Data to use:
----------------
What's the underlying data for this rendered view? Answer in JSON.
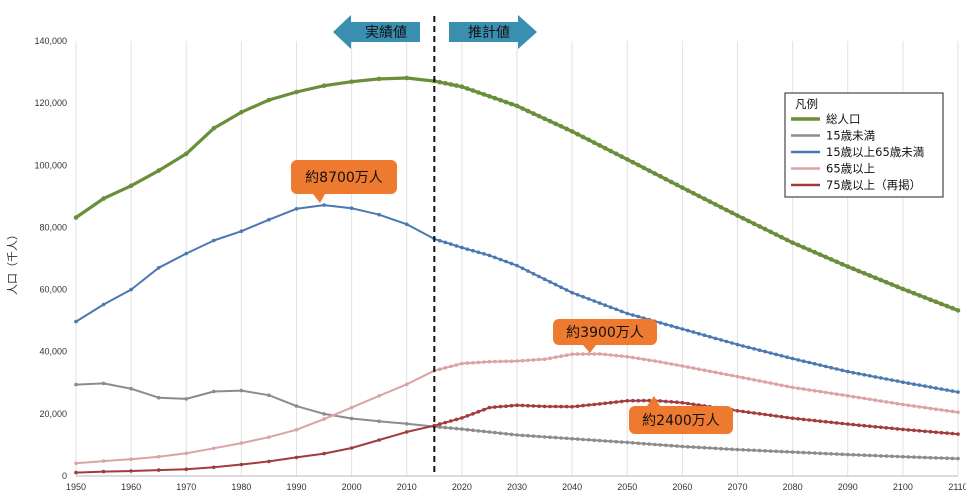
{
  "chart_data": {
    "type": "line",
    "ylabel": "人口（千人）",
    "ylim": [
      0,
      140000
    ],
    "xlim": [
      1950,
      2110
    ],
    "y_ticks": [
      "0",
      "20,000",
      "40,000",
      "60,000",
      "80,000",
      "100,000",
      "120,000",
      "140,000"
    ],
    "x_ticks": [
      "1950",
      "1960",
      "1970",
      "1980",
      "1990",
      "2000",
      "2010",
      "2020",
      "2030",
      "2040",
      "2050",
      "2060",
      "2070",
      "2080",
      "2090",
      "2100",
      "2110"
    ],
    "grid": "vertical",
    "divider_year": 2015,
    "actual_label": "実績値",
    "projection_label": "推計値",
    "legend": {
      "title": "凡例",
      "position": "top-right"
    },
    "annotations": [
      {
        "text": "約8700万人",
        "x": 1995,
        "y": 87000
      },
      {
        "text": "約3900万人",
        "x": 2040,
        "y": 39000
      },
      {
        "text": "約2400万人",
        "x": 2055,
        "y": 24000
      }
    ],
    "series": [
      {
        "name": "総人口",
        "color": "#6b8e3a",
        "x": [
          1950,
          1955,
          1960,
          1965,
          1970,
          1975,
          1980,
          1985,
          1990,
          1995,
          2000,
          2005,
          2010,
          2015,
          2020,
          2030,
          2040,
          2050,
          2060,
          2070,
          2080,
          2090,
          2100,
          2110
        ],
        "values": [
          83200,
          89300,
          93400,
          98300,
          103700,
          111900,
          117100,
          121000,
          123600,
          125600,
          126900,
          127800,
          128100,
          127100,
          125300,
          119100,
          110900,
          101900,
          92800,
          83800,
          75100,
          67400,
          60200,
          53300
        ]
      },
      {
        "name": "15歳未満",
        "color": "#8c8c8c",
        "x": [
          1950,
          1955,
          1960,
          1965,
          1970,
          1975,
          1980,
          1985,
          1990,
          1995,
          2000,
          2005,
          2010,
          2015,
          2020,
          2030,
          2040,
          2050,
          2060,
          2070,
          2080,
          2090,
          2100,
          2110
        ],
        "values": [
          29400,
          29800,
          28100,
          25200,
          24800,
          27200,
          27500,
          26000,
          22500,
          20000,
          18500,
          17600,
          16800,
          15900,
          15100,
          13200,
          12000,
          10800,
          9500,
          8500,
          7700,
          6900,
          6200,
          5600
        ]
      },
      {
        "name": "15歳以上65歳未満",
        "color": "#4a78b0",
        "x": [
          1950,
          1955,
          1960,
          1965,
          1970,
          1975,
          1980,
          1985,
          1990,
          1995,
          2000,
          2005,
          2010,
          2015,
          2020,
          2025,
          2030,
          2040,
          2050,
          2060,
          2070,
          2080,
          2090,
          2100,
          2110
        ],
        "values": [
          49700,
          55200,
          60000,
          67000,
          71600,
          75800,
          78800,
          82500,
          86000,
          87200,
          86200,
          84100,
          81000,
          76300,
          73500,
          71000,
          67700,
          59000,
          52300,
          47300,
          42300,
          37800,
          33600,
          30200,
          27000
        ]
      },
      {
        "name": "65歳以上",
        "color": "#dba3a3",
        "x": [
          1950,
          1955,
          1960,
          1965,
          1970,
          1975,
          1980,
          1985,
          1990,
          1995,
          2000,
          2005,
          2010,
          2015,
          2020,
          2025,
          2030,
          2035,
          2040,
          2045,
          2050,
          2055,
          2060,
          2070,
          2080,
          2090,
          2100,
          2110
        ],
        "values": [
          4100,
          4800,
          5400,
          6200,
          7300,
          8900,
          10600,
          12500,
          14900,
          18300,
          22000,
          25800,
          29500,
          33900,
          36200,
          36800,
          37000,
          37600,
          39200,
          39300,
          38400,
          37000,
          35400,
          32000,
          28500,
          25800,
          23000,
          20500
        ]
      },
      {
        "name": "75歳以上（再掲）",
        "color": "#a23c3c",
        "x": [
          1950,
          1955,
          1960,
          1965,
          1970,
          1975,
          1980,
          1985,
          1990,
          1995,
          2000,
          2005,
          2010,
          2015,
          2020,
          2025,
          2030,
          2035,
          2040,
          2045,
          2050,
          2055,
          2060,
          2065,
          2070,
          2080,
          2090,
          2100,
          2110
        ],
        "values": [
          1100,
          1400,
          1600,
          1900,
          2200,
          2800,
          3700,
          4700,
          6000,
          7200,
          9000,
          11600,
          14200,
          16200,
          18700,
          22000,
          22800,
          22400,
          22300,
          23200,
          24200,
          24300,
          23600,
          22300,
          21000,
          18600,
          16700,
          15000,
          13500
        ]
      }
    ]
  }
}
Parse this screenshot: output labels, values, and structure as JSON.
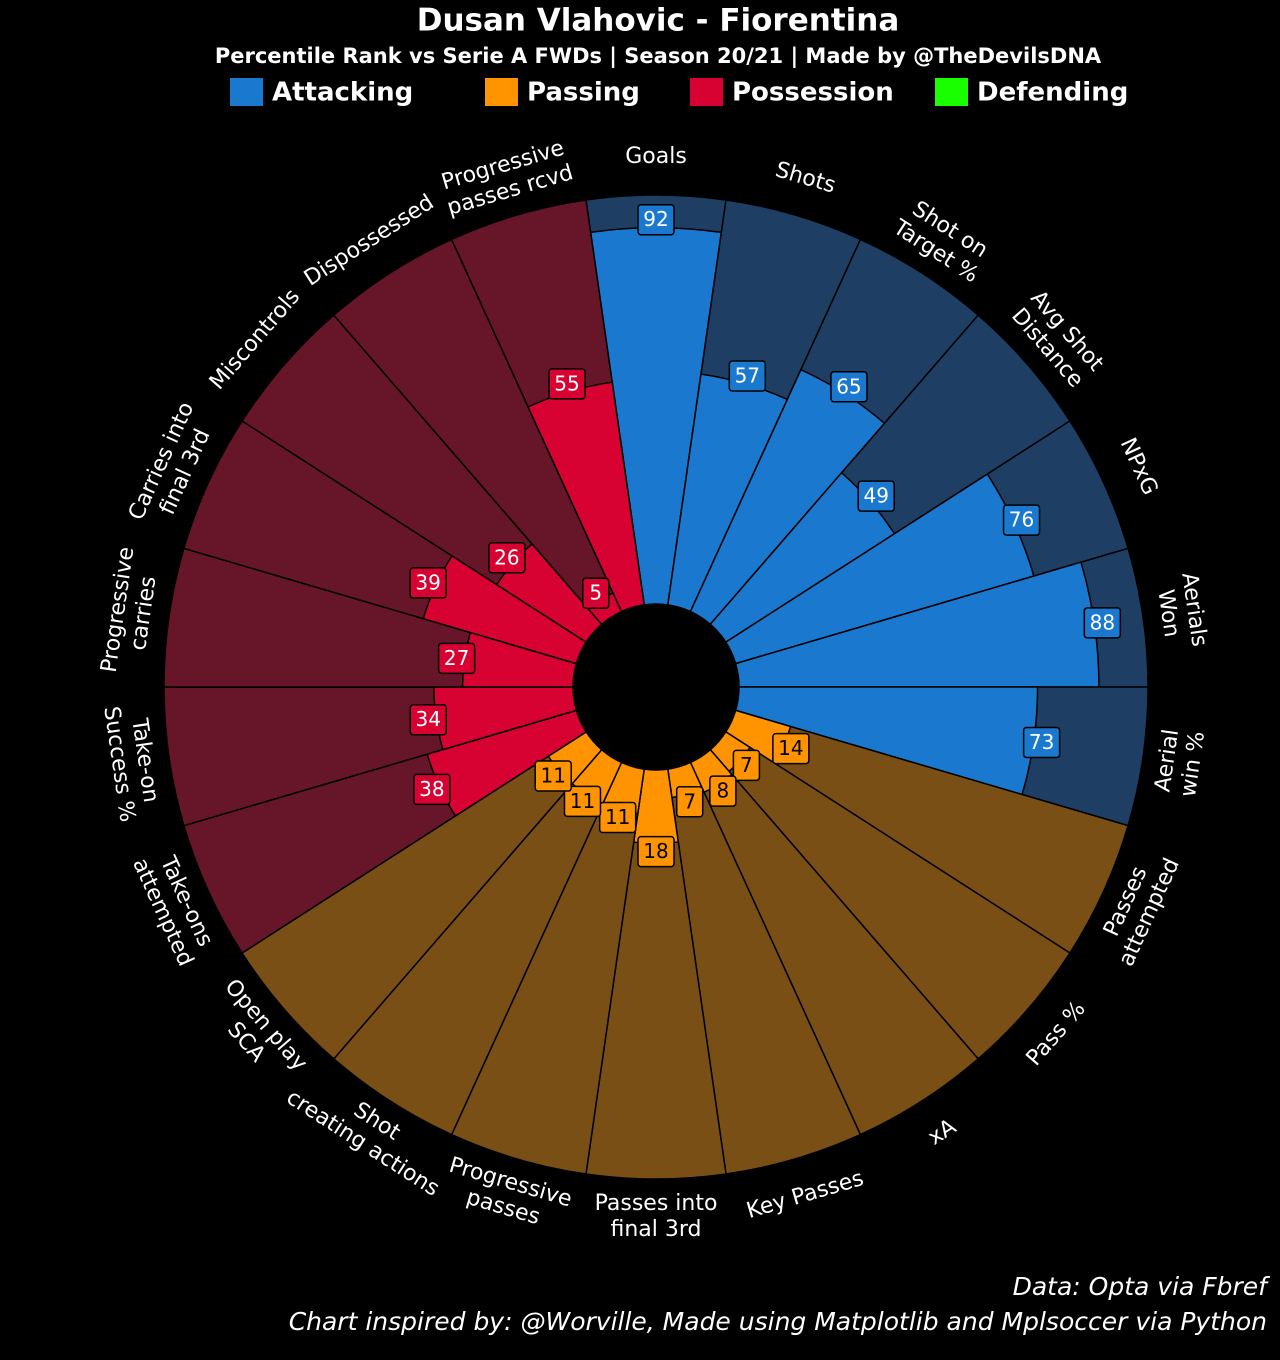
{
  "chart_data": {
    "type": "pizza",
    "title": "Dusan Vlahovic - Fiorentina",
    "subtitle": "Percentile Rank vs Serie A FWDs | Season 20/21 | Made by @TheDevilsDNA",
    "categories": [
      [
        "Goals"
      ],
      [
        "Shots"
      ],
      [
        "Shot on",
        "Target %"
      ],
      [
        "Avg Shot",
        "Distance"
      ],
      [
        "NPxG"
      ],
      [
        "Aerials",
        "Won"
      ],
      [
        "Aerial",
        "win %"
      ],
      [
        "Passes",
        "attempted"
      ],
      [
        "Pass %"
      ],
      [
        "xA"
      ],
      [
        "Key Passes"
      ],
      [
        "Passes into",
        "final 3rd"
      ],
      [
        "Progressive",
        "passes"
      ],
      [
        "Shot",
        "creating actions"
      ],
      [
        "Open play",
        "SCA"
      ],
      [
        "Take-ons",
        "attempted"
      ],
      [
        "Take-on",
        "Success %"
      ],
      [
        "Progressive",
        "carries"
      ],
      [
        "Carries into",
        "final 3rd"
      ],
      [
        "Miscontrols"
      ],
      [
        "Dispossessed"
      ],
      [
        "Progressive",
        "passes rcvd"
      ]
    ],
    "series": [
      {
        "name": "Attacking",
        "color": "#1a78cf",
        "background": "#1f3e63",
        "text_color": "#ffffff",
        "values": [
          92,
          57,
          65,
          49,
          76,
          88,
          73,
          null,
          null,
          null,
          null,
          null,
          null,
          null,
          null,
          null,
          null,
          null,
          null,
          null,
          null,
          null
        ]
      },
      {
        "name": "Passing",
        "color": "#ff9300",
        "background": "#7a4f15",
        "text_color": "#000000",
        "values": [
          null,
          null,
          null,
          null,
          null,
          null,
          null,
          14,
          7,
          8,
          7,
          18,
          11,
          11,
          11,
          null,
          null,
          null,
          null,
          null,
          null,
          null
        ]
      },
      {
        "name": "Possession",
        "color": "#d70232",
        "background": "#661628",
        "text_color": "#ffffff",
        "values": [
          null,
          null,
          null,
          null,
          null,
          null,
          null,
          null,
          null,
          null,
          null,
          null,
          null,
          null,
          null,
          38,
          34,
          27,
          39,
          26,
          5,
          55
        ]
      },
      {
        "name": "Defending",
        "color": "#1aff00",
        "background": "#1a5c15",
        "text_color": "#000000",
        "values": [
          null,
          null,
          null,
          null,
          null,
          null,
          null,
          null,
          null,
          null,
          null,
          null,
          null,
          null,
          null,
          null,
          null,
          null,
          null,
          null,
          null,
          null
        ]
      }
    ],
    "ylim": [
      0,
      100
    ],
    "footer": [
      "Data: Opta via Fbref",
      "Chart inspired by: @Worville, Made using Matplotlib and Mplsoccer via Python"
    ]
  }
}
----------------
Given problem: Transcribe each line above verbatim, with the pictures left out.

Correct output:
What's the underlying data for this rendered view? Answer in JSON.
{
  "chart_data": {
    "type": "line",
    "ylabel": "人口（千人）",
    "ylim": [
      0,
      140000
    ],
    "xlim": [
      1950,
      2110
    ],
    "y_ticks": [
      "0",
      "20,000",
      "40,000",
      "60,000",
      "80,000",
      "100,000",
      "120,000",
      "140,000"
    ],
    "x_ticks": [
      "1950",
      "1960",
      "1970",
      "1980",
      "1990",
      "2000",
      "2010",
      "2020",
      "2030",
      "2040",
      "2050",
      "2060",
      "2070",
      "2080",
      "2090",
      "2100",
      "2110"
    ],
    "grid": "vertical",
    "divider_year": 2015,
    "actual_label": "実績値",
    "projection_label": "推計値",
    "legend": {
      "title": "凡例",
      "position": "top-right"
    },
    "annotations": [
      {
        "text": "約8700万人",
        "x": 1995,
        "y": 87000
      },
      {
        "text": "約3900万人",
        "x": 2040,
        "y": 39000
      },
      {
        "text": "約2400万人",
        "x": 2055,
        "y": 24000
      }
    ],
    "series": [
      {
        "name": "総人口",
        "color": "#6b8e3a",
        "x": [
          1950,
          1955,
          1960,
          1965,
          1970,
          1975,
          1980,
          1985,
          1990,
          1995,
          2000,
          2005,
          2010,
          2015,
          2020,
          2030,
          2040,
          2050,
          2060,
          2070,
          2080,
          2090,
          2100,
          2110
        ],
        "values": [
          83200,
          89300,
          93400,
          98300,
          103700,
          111900,
          117100,
          121000,
          123600,
          125600,
          126900,
          127800,
          128100,
          127100,
          125300,
          119100,
          110900,
          101900,
          92800,
          83800,
          75100,
          67400,
          60200,
          53300
        ]
      },
      {
        "name": "15歳未満",
        "color": "#8c8c8c",
        "x": [
          1950,
          1955,
          1960,
          1965,
          1970,
          1975,
          1980,
          1985,
          1990,
          1995,
          2000,
          2005,
          2010,
          2015,
          2020,
          2030,
          2040,
          2050,
          2060,
          2070,
          2080,
          2090,
          2100,
          2110
        ],
        "values": [
          29400,
          29800,
          28100,
          25200,
          24800,
          27200,
          27500,
          26000,
          22500,
          20000,
          18500,
          17600,
          16800,
          15900,
          15100,
          13200,
          12000,
          10800,
          9500,
          8500,
          7700,
          6900,
          6200,
          5600
        ]
      },
      {
        "name": "15歳以上65歳未満",
        "color": "#4a78b0",
        "x": [
          1950,
          1955,
          1960,
          1965,
          1970,
          1975,
          1980,
          1985,
          1990,
          1995,
          2000,
          2005,
          2010,
          2015,
          2020,
          2025,
          2030,
          2040,
          2050,
          2060,
          2070,
          2080,
          2090,
          2100,
          2110
        ],
        "values": [
          49700,
          55200,
          60000,
          67000,
          71600,
          75800,
          78800,
          82500,
          86000,
          87200,
          86200,
          84100,
          81000,
          76300,
          73500,
          71000,
          67700,
          59000,
          52300,
          47300,
          42300,
          37800,
          33600,
          30200,
          27000
        ]
      },
      {
        "name": "65歳以上",
        "color": "#dba3a3",
        "x": [
          1950,
          1955,
          1960,
          1965,
          1970,
          1975,
          1980,
          1985,
          1990,
          1995,
          2000,
          2005,
          2010,
          2015,
          2020,
          2025,
          2030,
          2035,
          2040,
          2045,
          2050,
          2055,
          2060,
          2070,
          2080,
          2090,
          2100,
          2110
        ],
        "values": [
          4100,
          4800,
          5400,
          6200,
          7300,
          8900,
          10600,
          12500,
          14900,
          18300,
          22000,
          25800,
          29500,
          33900,
          36200,
          36800,
          37000,
          37600,
          39200,
          39300,
          38400,
          37000,
          35400,
          32000,
          28500,
          25800,
          23000,
          20500
        ]
      },
      {
        "name": "75歳以上（再掲）",
        "color": "#a23c3c",
        "x": [
          1950,
          1955,
          1960,
          1965,
          1970,
          1975,
          1980,
          1985,
          1990,
          1995,
          2000,
          2005,
          2010,
          2015,
          2020,
          2025,
          2030,
          2035,
          2040,
          2045,
          2050,
          2055,
          2060,
          2065,
          2070,
          2080,
          2090,
          2100,
          2110
        ],
        "values": [
          1100,
          1400,
          1600,
          1900,
          2200,
          2800,
          3700,
          4700,
          6000,
          7200,
          9000,
          11600,
          14200,
          16200,
          18700,
          22000,
          22800,
          22400,
          22300,
          23200,
          24200,
          24300,
          23600,
          22300,
          21000,
          18600,
          16700,
          15000,
          13500
        ]
      }
    ]
  }
}
Parse this screenshot: output labels, values, and structure as JSON.
{
  "chart_data": {
    "type": "pizza",
    "title": "Dusan Vlahovic - Fiorentina",
    "subtitle": "Percentile Rank vs Serie A FWDs | Season 20/21 | Made by @TheDevilsDNA",
    "categories": [
      [
        "Goals"
      ],
      [
        "Shots"
      ],
      [
        "Shot on",
        "Target %"
      ],
      [
        "Avg Shot",
        "Distance"
      ],
      [
        "NPxG"
      ],
      [
        "Aerials",
        "Won"
      ],
      [
        "Aerial",
        "win %"
      ],
      [
        "Passes",
        "attempted"
      ],
      [
        "Pass %"
      ],
      [
        "xA"
      ],
      [
        "Key Passes"
      ],
      [
        "Passes into",
        "final 3rd"
      ],
      [
        "Progressive",
        "passes"
      ],
      [
        "Shot",
        "creating actions"
      ],
      [
        "Open play",
        "SCA"
      ],
      [
        "Take-ons",
        "attempted"
      ],
      [
        "Take-on",
        "Success %"
      ],
      [
        "Progressive",
        "carries"
      ],
      [
        "Carries into",
        "final 3rd"
      ],
      [
        "Miscontrols"
      ],
      [
        "Dispossessed"
      ],
      [
        "Progressive",
        "passes rcvd"
      ]
    ],
    "series": [
      {
        "name": "Attacking",
        "color": "#1a78cf",
        "background": "#1f3e63",
        "text_color": "#ffffff",
        "values": [
          92,
          57,
          65,
          49,
          76,
          88,
          73,
          null,
          null,
          null,
          null,
          null,
          null,
          null,
          null,
          null,
          null,
          null,
          null,
          null,
          null,
          null
        ]
      },
      {
        "name": "Passing",
        "color": "#ff9300",
        "background": "#7a4f15",
        "text_color": "#000000",
        "values": [
          null,
          null,
          null,
          null,
          null,
          null,
          null,
          14,
          7,
          8,
          7,
          18,
          11,
          11,
          11,
          null,
          null,
          null,
          null,
          null,
          null,
          null
        ]
      },
      {
        "name": "Possession",
        "color": "#d70232",
        "background": "#661628",
        "text_color": "#ffffff",
        "values": [
          null,
          null,
          null,
          null,
          null,
          null,
          null,
          null,
          null,
          null,
          null,
          null,
          null,
          null,
          null,
          38,
          34,
          27,
          39,
          26,
          5,
          55
        ]
      },
      {
        "name": "Defending",
        "color": "#1aff00",
        "background": "#1a5c15",
        "text_color": "#000000",
        "values": [
          null,
          null,
          null,
          null,
          null,
          null,
          null,
          null,
          null,
          null,
          null,
          null,
          null,
          null,
          null,
          null,
          null,
          null,
          null,
          null,
          null,
          null
        ]
      }
    ],
    "ylim": [
      0,
      100
    ],
    "footer": [
      "Data: Opta via Fbref",
      "Chart inspired by: @Worville, Made using Matplotlib and Mplsoccer via Python"
    ]
  }
}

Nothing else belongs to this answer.